◆ Directions
Copy every line of the data that includes the string "body".

-- BEGIN --

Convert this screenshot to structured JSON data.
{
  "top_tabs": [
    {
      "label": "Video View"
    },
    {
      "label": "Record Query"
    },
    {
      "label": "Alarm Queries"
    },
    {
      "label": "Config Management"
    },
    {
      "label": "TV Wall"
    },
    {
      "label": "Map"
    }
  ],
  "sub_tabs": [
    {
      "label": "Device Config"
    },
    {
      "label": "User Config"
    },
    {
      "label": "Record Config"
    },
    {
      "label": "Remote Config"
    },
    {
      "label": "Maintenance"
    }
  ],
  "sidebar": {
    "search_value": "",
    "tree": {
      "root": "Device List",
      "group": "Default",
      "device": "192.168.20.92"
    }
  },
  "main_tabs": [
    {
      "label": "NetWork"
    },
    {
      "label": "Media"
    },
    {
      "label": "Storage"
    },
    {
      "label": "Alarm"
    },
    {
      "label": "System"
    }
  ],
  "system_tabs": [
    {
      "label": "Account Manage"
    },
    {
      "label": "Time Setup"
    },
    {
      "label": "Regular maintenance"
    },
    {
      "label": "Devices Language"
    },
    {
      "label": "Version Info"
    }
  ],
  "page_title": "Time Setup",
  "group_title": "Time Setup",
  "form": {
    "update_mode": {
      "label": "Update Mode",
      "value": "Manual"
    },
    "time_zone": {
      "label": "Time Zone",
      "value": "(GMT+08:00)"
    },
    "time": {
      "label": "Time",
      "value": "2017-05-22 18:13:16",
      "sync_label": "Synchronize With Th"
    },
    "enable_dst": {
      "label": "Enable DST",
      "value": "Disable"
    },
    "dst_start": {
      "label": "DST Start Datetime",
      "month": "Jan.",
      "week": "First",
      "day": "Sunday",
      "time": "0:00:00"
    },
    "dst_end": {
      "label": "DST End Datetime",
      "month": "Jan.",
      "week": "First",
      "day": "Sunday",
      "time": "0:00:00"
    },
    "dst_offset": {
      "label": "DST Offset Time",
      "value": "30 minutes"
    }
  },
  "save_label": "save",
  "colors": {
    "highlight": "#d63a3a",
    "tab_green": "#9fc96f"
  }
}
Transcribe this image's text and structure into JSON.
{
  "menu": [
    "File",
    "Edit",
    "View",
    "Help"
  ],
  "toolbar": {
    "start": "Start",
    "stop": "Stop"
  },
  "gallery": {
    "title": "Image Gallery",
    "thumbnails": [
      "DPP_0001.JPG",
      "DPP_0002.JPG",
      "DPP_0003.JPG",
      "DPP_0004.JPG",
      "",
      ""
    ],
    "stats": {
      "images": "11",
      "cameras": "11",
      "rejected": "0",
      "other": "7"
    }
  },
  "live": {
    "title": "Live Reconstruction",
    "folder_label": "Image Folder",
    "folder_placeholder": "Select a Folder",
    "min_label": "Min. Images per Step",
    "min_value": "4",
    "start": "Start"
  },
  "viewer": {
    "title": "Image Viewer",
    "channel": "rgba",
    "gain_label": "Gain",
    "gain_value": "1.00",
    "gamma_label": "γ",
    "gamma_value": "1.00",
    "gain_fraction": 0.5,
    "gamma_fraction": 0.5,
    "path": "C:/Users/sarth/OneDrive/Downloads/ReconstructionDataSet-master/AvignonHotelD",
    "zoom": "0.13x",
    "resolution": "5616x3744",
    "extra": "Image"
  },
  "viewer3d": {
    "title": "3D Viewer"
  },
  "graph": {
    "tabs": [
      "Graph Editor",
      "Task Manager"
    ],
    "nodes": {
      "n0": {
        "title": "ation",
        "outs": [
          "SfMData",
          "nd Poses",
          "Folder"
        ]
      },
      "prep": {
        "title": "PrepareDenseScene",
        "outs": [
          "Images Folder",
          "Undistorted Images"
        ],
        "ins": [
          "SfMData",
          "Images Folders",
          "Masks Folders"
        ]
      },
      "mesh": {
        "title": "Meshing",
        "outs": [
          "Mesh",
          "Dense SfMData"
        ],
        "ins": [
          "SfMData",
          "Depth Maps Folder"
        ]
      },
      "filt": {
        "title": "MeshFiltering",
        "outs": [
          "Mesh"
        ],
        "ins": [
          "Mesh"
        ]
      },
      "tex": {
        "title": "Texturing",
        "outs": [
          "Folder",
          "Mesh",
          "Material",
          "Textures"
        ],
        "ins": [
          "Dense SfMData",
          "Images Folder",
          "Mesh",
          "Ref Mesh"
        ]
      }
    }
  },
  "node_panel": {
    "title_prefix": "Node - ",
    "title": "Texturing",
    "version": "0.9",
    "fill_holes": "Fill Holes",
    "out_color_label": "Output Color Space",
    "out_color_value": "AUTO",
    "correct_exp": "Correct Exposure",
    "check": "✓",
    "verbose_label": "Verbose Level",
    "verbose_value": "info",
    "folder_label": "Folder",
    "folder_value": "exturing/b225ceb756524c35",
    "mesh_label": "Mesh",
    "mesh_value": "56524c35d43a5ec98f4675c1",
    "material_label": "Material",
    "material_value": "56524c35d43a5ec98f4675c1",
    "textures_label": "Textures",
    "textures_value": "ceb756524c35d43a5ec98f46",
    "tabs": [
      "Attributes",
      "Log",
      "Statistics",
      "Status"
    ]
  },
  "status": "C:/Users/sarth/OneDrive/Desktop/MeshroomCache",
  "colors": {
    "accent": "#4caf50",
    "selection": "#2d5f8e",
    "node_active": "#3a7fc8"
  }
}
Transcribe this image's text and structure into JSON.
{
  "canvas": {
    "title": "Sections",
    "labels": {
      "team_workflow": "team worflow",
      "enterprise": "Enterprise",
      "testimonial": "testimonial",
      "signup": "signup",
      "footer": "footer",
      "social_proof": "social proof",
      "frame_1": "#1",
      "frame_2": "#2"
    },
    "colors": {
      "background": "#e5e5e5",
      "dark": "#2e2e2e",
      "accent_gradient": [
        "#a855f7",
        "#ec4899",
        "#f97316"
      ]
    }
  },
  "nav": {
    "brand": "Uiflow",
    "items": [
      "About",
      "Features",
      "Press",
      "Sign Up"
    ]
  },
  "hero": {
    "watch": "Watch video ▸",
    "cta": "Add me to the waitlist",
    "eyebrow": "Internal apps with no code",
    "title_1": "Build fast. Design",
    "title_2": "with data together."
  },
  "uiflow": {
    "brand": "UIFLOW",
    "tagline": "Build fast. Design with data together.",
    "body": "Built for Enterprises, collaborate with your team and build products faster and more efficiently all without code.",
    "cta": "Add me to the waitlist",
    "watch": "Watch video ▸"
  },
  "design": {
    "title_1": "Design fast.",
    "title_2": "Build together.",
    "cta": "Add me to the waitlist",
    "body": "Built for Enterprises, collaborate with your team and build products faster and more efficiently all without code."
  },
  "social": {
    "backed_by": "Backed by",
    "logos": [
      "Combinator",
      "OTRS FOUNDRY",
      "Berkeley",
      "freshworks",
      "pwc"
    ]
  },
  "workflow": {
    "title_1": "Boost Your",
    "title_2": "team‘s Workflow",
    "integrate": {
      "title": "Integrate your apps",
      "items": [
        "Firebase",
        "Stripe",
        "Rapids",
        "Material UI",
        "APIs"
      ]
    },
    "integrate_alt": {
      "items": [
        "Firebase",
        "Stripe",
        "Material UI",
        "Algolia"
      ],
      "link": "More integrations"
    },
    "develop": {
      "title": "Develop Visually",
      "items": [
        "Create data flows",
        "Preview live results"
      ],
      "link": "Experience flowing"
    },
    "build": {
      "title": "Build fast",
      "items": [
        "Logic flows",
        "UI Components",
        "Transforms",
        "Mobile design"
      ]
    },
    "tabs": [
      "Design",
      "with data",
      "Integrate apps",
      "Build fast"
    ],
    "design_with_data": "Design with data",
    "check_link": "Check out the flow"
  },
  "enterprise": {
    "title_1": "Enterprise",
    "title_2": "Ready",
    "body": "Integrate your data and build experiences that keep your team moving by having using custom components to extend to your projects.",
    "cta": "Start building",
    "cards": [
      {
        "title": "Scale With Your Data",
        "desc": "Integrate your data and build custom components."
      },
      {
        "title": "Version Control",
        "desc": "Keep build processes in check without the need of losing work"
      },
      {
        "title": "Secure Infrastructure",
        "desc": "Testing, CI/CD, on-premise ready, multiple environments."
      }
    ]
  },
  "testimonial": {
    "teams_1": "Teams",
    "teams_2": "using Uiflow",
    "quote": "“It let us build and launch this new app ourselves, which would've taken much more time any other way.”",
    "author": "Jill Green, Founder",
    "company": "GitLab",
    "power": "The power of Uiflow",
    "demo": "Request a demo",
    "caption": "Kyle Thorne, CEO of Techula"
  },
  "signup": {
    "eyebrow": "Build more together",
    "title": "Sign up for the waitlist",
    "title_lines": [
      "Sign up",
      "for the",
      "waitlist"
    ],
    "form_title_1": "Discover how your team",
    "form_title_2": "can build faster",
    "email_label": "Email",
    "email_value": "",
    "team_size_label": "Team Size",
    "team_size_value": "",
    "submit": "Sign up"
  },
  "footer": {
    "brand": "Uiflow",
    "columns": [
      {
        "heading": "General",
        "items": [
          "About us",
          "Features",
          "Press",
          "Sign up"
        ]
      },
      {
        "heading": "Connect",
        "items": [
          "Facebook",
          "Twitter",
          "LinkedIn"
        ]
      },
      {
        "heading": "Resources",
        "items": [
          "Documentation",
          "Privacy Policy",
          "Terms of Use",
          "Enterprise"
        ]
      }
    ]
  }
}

-- END --

◆ Result of this task
    "body": "Built for Enterprises, collaborate with your team and build products faster and more efficiently all without code.",
    "body": "Built for Enterprises, collaborate with your team and build products faster and more efficiently all without code."
    "body": "Integrate your data and build experiences that keep your team moving by having using custom components to extend to your projects.",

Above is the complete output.